* _Work to be completed_: Write out every one of the following records line for line, with no changes.

===== Data supplied =====

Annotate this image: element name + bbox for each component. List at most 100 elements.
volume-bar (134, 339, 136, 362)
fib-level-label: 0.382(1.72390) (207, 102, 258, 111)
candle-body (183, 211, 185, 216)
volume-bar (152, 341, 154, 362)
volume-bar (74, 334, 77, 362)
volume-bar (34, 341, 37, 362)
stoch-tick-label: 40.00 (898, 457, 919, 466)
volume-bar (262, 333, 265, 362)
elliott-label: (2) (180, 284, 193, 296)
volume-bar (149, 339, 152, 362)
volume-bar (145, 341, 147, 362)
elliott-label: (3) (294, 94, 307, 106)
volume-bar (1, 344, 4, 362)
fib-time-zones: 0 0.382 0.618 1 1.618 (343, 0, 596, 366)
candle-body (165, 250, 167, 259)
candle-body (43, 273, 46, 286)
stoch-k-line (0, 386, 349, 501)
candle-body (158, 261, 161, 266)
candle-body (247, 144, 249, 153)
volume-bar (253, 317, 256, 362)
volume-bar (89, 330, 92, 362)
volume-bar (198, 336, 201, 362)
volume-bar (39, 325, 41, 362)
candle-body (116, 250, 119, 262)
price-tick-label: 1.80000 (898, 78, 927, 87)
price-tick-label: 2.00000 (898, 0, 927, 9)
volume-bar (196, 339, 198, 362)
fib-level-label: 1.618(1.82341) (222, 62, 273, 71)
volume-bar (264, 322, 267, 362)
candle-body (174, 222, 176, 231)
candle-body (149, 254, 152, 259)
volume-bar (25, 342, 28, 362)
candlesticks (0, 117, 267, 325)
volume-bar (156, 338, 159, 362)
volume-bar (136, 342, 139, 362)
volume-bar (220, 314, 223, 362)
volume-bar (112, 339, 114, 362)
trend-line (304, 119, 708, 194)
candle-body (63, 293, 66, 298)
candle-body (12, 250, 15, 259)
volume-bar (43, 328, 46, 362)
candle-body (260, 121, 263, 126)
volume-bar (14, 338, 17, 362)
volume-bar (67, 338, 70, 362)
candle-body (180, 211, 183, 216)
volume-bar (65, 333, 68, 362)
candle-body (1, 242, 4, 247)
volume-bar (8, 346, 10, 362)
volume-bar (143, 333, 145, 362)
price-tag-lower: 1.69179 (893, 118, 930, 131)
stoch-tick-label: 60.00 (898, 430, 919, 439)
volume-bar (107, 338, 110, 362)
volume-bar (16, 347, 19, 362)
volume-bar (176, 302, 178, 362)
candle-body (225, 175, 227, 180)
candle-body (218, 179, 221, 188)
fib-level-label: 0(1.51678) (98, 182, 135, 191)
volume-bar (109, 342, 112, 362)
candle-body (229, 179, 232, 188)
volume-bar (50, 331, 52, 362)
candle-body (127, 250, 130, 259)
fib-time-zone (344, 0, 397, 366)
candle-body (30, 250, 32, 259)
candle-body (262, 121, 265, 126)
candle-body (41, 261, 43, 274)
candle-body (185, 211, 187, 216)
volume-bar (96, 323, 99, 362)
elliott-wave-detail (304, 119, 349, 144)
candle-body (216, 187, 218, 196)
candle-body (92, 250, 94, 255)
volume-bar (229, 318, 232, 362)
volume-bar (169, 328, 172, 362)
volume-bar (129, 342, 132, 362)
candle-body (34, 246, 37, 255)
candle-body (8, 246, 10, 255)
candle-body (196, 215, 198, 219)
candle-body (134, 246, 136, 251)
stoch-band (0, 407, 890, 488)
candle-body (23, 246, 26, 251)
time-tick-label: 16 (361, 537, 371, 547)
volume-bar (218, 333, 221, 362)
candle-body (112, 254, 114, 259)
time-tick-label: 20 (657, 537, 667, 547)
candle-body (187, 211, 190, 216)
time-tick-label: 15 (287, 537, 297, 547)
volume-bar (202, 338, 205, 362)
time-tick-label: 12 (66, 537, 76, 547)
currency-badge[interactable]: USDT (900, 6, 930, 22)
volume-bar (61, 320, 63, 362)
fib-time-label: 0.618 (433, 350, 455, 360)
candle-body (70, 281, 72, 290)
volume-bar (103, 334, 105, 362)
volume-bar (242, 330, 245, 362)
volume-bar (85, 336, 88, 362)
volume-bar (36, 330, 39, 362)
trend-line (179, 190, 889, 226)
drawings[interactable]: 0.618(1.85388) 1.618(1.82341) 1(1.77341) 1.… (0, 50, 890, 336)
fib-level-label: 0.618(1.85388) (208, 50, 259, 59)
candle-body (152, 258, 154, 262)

=====

* _Exercise response_:
Annotate this image: element name + bbox for each component. List at most 100 elements.
volume-bar (134, 339, 136, 362)
fib-level-label: 0.382(1.72390) (207, 102, 258, 111)
candle-body (183, 211, 185, 216)
volume-bar (152, 341, 154, 362)
volume-bar (74, 334, 77, 362)
volume-bar (34, 341, 37, 362)
stoch-tick-label: 40.00 (898, 457, 919, 466)
volume-bar (262, 333, 265, 362)
elliott-label: (2) (180, 284, 193, 296)
volume-bar (149, 339, 152, 362)
volume-bar (145, 341, 147, 362)
elliott-label: (3) (294, 94, 307, 106)
volume-bar (1, 344, 4, 362)
fib-time-zones: 0 0.382 0.618 1 1.618 (343, 0, 596, 366)
candle-body (165, 250, 167, 259)
candle-body (43, 273, 46, 286)
stoch-k-line (0, 386, 349, 501)
candle-body (158, 261, 161, 266)
candle-body (247, 144, 249, 153)
volume-bar (253, 317, 256, 362)
volume-bar (89, 330, 92, 362)
volume-bar (198, 336, 201, 362)
volume-bar (39, 325, 41, 362)
candle-body (116, 250, 119, 262)
price-tick-label: 1.80000 (898, 78, 927, 87)
price-tick-label: 2.00000 (898, 0, 927, 9)
volume-bar (196, 339, 198, 362)
fib-level-label: 1.618(1.82341) (222, 62, 273, 71)
volume-bar (264, 322, 267, 362)
candle-body (174, 222, 176, 231)
candle-body (149, 254, 152, 259)
volume-bar (25, 342, 28, 362)
candlesticks (0, 117, 267, 325)
volume-bar (156, 338, 159, 362)
volume-bar (136, 342, 139, 362)
volume-bar (220, 314, 223, 362)
volume-bar (112, 339, 114, 362)
trend-line (304, 119, 708, 194)
candle-body (63, 293, 66, 298)
candle-body (12, 250, 15, 259)
volume-bar (43, 328, 46, 362)
candle-body (260, 121, 263, 126)
volume-bar (14, 338, 17, 362)
volume-bar (67, 338, 70, 362)
candle-body (180, 211, 183, 216)
volume-bar (65, 333, 68, 362)
candle-body (1, 242, 4, 247)
volume-bar (8, 346, 10, 362)
volume-bar (143, 333, 145, 362)
price-tag-lower: 1.69179 (893, 118, 930, 131)
stoch-tick-label: 60.00 (898, 430, 919, 439)
volume-bar (107, 338, 110, 362)
volume-bar (16, 347, 19, 362)
volume-bar (176, 302, 178, 362)
candle-body (225, 175, 227, 180)
candle-body (218, 179, 221, 188)
fib-level-label: 0(1.51678) (98, 182, 135, 191)
volume-bar (109, 342, 112, 362)
candle-body (229, 179, 232, 188)
volume-bar (50, 331, 52, 362)
candle-body (127, 250, 130, 259)
fib-time-zone (344, 0, 397, 366)
candle-body (30, 250, 32, 259)
candle-body (262, 121, 265, 126)
candle-body (41, 261, 43, 274)
candle-body (185, 211, 187, 216)
volume-bar (96, 323, 99, 362)
elliott-wave-detail (304, 119, 349, 144)
candle-body (216, 187, 218, 196)
candle-body (92, 250, 94, 255)
volume-bar (229, 318, 232, 362)
volume-bar (169, 328, 172, 362)
volume-bar (129, 342, 132, 362)
candle-body (34, 246, 37, 255)
candle-body (8, 246, 10, 255)
candle-body (196, 215, 198, 219)
candle-body (134, 246, 136, 251)
stoch-band (0, 407, 890, 488)
candle-body (23, 246, 26, 251)
time-tick-label: 16 (361, 537, 371, 547)
volume-bar (218, 333, 221, 362)
candle-body (112, 254, 114, 259)
time-tick-label: 20 (657, 537, 667, 547)
candle-body (187, 211, 190, 216)
time-tick-label: 15 (287, 537, 297, 547)
volume-bar (202, 338, 205, 362)
time-tick-label: 12 (66, 537, 76, 547)
currency-badge[interactable]: USDT (900, 6, 930, 22)
volume-bar (61, 320, 63, 362)
fib-time-label: 0.618 (433, 350, 455, 360)
candle-body (70, 281, 72, 290)
volume-bar (103, 334, 105, 362)
volume-bar (242, 330, 245, 362)
volume-bar (85, 336, 88, 362)
volume-bar (36, 330, 39, 362)
trend-line (179, 190, 889, 226)
drawings[interactable]: 0.618(1.85388) 1.618(1.82341) 1(1.77341) 1.… (0, 50, 890, 336)
fib-level-label: 0.618(1.85388) (208, 50, 259, 59)
candle-body (152, 258, 154, 262)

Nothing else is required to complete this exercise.